/---

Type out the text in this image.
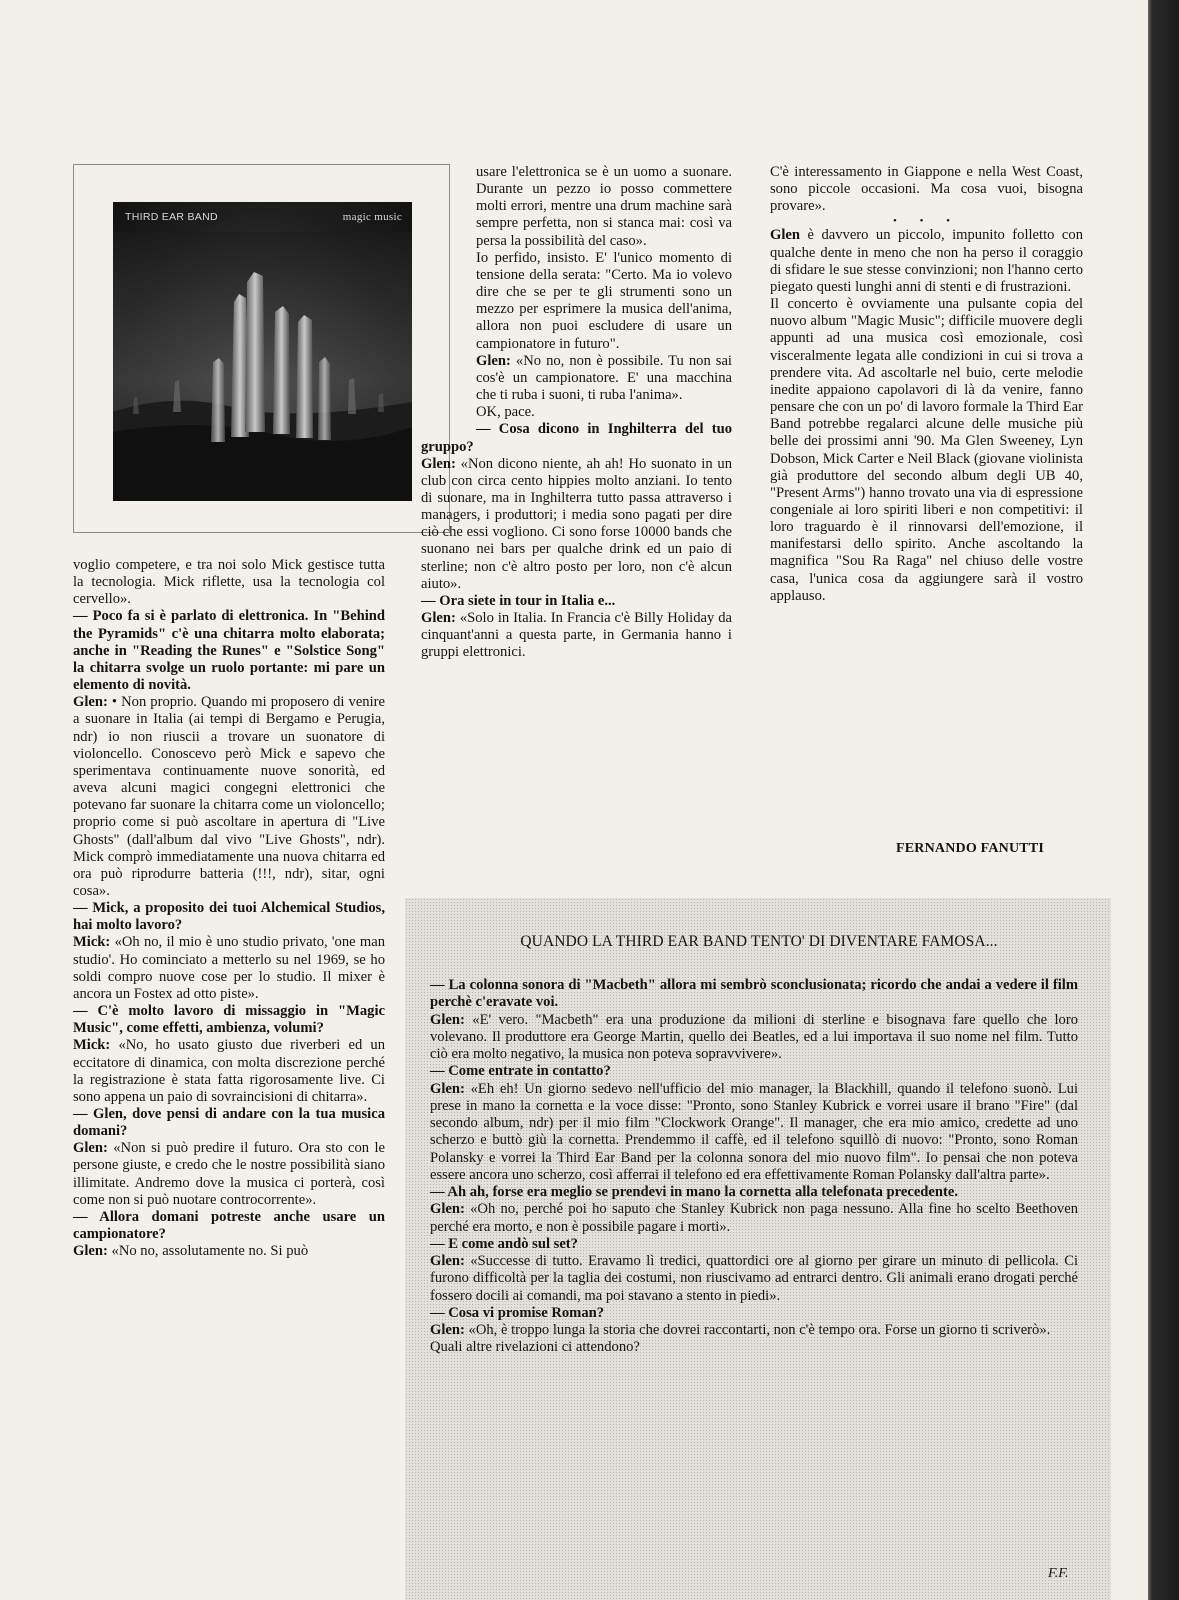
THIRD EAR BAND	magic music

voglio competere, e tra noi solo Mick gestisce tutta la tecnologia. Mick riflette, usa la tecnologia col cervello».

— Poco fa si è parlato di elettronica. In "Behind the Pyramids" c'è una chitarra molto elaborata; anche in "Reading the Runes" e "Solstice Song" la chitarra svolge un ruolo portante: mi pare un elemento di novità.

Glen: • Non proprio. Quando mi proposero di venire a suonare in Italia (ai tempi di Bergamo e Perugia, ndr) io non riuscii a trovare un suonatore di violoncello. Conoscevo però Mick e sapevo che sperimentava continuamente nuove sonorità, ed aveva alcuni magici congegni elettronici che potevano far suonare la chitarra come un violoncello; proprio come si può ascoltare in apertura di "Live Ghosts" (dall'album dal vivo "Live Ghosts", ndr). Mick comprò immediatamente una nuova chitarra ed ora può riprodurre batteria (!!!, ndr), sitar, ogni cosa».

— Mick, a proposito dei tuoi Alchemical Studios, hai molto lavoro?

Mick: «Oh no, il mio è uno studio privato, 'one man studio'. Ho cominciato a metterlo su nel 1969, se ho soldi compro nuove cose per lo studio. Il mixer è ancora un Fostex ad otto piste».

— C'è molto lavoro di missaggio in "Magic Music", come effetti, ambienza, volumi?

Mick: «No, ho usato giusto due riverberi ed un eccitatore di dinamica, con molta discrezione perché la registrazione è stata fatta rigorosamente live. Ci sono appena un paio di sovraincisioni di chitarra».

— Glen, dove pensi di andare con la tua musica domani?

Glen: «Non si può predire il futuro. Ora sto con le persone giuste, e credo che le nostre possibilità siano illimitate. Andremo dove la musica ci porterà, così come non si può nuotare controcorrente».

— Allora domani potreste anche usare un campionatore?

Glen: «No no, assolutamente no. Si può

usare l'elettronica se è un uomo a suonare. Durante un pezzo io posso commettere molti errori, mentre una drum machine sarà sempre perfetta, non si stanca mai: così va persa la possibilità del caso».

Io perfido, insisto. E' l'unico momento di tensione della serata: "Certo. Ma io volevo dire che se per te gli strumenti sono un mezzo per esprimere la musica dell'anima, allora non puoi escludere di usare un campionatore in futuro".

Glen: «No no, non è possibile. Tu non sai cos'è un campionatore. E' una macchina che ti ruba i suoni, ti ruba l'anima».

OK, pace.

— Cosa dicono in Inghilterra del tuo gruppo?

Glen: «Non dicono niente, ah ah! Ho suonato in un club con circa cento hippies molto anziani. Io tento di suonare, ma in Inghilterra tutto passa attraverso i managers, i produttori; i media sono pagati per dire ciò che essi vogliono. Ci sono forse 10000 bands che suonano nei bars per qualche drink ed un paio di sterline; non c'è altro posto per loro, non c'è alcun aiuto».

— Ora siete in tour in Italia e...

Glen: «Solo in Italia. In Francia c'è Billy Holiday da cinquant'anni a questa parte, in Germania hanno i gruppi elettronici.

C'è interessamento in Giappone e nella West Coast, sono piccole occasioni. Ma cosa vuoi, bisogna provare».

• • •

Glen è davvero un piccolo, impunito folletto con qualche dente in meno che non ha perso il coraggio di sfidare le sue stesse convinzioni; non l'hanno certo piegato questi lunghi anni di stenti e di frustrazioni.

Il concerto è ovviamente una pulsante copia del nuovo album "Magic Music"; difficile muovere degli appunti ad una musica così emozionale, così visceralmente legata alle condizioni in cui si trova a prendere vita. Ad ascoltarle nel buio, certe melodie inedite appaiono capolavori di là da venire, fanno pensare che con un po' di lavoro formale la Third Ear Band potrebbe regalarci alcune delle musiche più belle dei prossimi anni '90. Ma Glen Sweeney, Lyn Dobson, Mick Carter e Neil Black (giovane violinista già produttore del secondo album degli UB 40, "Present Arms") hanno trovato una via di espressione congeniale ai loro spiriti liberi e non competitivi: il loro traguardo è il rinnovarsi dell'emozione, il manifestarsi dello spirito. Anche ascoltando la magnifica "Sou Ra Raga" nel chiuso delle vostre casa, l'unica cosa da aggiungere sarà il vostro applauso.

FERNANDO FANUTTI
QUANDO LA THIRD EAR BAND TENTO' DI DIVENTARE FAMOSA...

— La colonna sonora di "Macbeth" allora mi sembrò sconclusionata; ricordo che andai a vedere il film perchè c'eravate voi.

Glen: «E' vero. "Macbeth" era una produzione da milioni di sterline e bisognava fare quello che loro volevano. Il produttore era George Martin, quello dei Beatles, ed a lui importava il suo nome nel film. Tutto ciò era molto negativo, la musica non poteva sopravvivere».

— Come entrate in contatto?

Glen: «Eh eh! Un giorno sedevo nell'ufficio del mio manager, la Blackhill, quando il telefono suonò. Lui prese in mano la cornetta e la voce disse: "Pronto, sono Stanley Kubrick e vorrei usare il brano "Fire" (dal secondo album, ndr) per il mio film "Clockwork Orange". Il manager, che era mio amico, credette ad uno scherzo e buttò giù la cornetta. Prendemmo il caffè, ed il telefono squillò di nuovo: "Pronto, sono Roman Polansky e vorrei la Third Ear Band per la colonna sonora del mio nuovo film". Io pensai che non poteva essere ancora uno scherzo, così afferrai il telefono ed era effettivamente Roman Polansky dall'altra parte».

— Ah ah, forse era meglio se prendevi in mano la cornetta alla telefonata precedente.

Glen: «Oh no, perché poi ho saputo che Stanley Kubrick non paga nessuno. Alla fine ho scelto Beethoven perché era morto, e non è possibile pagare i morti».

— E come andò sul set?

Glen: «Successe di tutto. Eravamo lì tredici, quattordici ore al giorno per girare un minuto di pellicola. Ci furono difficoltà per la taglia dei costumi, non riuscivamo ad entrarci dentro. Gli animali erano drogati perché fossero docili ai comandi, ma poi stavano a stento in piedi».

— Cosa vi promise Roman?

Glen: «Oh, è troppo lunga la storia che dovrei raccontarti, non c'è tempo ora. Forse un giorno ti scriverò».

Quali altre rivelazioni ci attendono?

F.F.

\---

● **Short exercise**: Without the pictures, restate all of the entries above verbatim.

● **Reply**:
Type out the text in this image.
THIRD EAR BAND	magic music

voglio competere, e tra noi solo Mick gestisce tutta la tecnologia. Mick riflette, usa la tecnologia col cervello».

— Poco fa si è parlato di elettronica. In "Behind the Pyramids" c'è una chitarra molto elaborata; anche in "Reading the Runes" e "Solstice Song" la chitarra svolge un ruolo portante: mi pare un elemento di novità.

Glen: • Non proprio. Quando mi proposero di venire a suonare in Italia (ai tempi di Bergamo e Perugia, ndr) io non riuscii a trovare un suonatore di violoncello. Conoscevo però Mick e sapevo che sperimentava continuamente nuove sonorità, ed aveva alcuni magici congegni elettronici che potevano far suonare la chitarra come un violoncello; proprio come si può ascoltare in apertura di "Live Ghosts" (dall'album dal vivo "Live Ghosts", ndr). Mick comprò immediatamente una nuova chitarra ed ora può riprodurre batteria (!!!, ndr), sitar, ogni cosa».

— Mick, a proposito dei tuoi Alchemical Studios, hai molto lavoro?

Mick: «Oh no, il mio è uno studio privato, 'one man studio'. Ho cominciato a metterlo su nel 1969, se ho soldi compro nuove cose per lo studio. Il mixer è ancora un Fostex ad otto piste».

— C'è molto lavoro di missaggio in "Magic Music", come effetti, ambienza, volumi?

Mick: «No, ho usato giusto due riverberi ed un eccitatore di dinamica, con molta discrezione perché la registrazione è stata fatta rigorosamente live. Ci sono appena un paio di sovraincisioni di chitarra».

— Glen, dove pensi di andare con la tua musica domani?

Glen: «Non si può predire il futuro. Ora sto con le persone giuste, e credo che le nostre possibilità siano illimitate. Andremo dove la musica ci porterà, così come non si può nuotare controcorrente».

— Allora domani potreste anche usare un campionatore?

Glen: «No no, assolutamente no. Si può

usare l'elettronica se è un uomo a suonare. Durante un pezzo io posso commettere molti errori, mentre una drum machine sarà sempre perfetta, non si stanca mai: così va persa la possibilità del caso».

Io perfido, insisto. E' l'unico momento di tensione della serata: "Certo. Ma io volevo dire che se per te gli strumenti sono un mezzo per esprimere la musica dell'anima, allora non puoi escludere di usare un campionatore in futuro".

Glen: «No no, non è possibile. Tu non sai cos'è un campionatore. E' una macchina che ti ruba i suoni, ti ruba l'anima».

OK, pace.

— Cosa dicono in Inghilterra del tuo gruppo?

Glen: «Non dicono niente, ah ah! Ho suonato in un club con circa cento hippies molto anziani. Io tento di suonare, ma in Inghilterra tutto passa attraverso i managers, i produttori; i media sono pagati per dire ciò che essi vogliono. Ci sono forse 10000 bands che suonano nei bars per qualche drink ed un paio di sterline; non c'è altro posto per loro, non c'è alcun aiuto».

— Ora siete in tour in Italia e...

Glen: «Solo in Italia. In Francia c'è Billy Holiday da cinquant'anni a questa parte, in Germania hanno i gruppi elettronici.

C'è interessamento in Giappone e nella West Coast, sono piccole occasioni. Ma cosa vuoi, bisogna provare».

• • •

Glen è davvero un piccolo, impunito folletto con qualche dente in meno che non ha perso il coraggio di sfidare le sue stesse convinzioni; non l'hanno certo piegato questi lunghi anni di stenti e di frustrazioni.

Il concerto è ovviamente una pulsante copia del nuovo album "Magic Music"; difficile muovere degli appunti ad una musica così emozionale, così visceralmente legata alle condizioni in cui si trova a prendere vita. Ad ascoltarle nel buio, certe melodie inedite appaiono capolavori di là da venire, fanno pensare che con un po' di lavoro formale la Third Ear Band potrebbe regalarci alcune delle musiche più belle dei prossimi anni '90. Ma Glen Sweeney, Lyn Dobson, Mick Carter e Neil Black (giovane violinista già produttore del secondo album degli UB 40, "Present Arms") hanno trovato una via di espressione congeniale ai loro spiriti liberi e non competitivi: il loro traguardo è il rinnovarsi dell'emozione, il manifestarsi dello spirito. Anche ascoltando la magnifica "Sou Ra Raga" nel chiuso delle vostre casa, l'unica cosa da aggiungere sarà il vostro applauso.

FERNANDO FANUTTI
QUANDO LA THIRD EAR BAND TENTO' DI DIVENTARE FAMOSA...

— La colonna sonora di "Macbeth" allora mi sembrò sconclusionata; ricordo che andai a vedere il film perchè c'eravate voi.

Glen: «E' vero. "Macbeth" era una produzione da milioni di sterline e bisognava fare quello che loro volevano. Il produttore era George Martin, quello dei Beatles, ed a lui importava il suo nome nel film. Tutto ciò era molto negativo, la musica non poteva sopravvivere».

— Come entrate in contatto?

Glen: «Eh eh! Un giorno sedevo nell'ufficio del mio manager, la Blackhill, quando il telefono suonò. Lui prese in mano la cornetta e la voce disse: "Pronto, sono Stanley Kubrick e vorrei usare il brano "Fire" (dal secondo album, ndr) per il mio film "Clockwork Orange". Il manager, che era mio amico, credette ad uno scherzo e buttò giù la cornetta. Prendemmo il caffè, ed il telefono squillò di nuovo: "Pronto, sono Roman Polansky e vorrei la Third Ear Band per la colonna sonora del mio nuovo film". Io pensai che non poteva essere ancora uno scherzo, così afferrai il telefono ed era effettivamente Roman Polansky dall'altra parte».

— Ah ah, forse era meglio se prendevi in mano la cornetta alla telefonata precedente.

Glen: «Oh no, perché poi ho saputo che Stanley Kubrick non paga nessuno. Alla fine ho scelto Beethoven perché era morto, e non è possibile pagare i morti».

— E come andò sul set?

Glen: «Successe di tutto. Eravamo lì tredici, quattordici ore al giorno per girare un minuto di pellicola. Ci furono difficoltà per la taglia dei costumi, non riuscivamo ad entrarci dentro. Gli animali erano drogati perché fossero docili ai comandi, ma poi stavano a stento in piedi».

— Cosa vi promise Roman?

Glen: «Oh, è troppo lunga la storia che dovrei raccontarti, non c'è tempo ora. Forse un giorno ti scriverò».

Quali altre rivelazioni ci attendono?

F.F.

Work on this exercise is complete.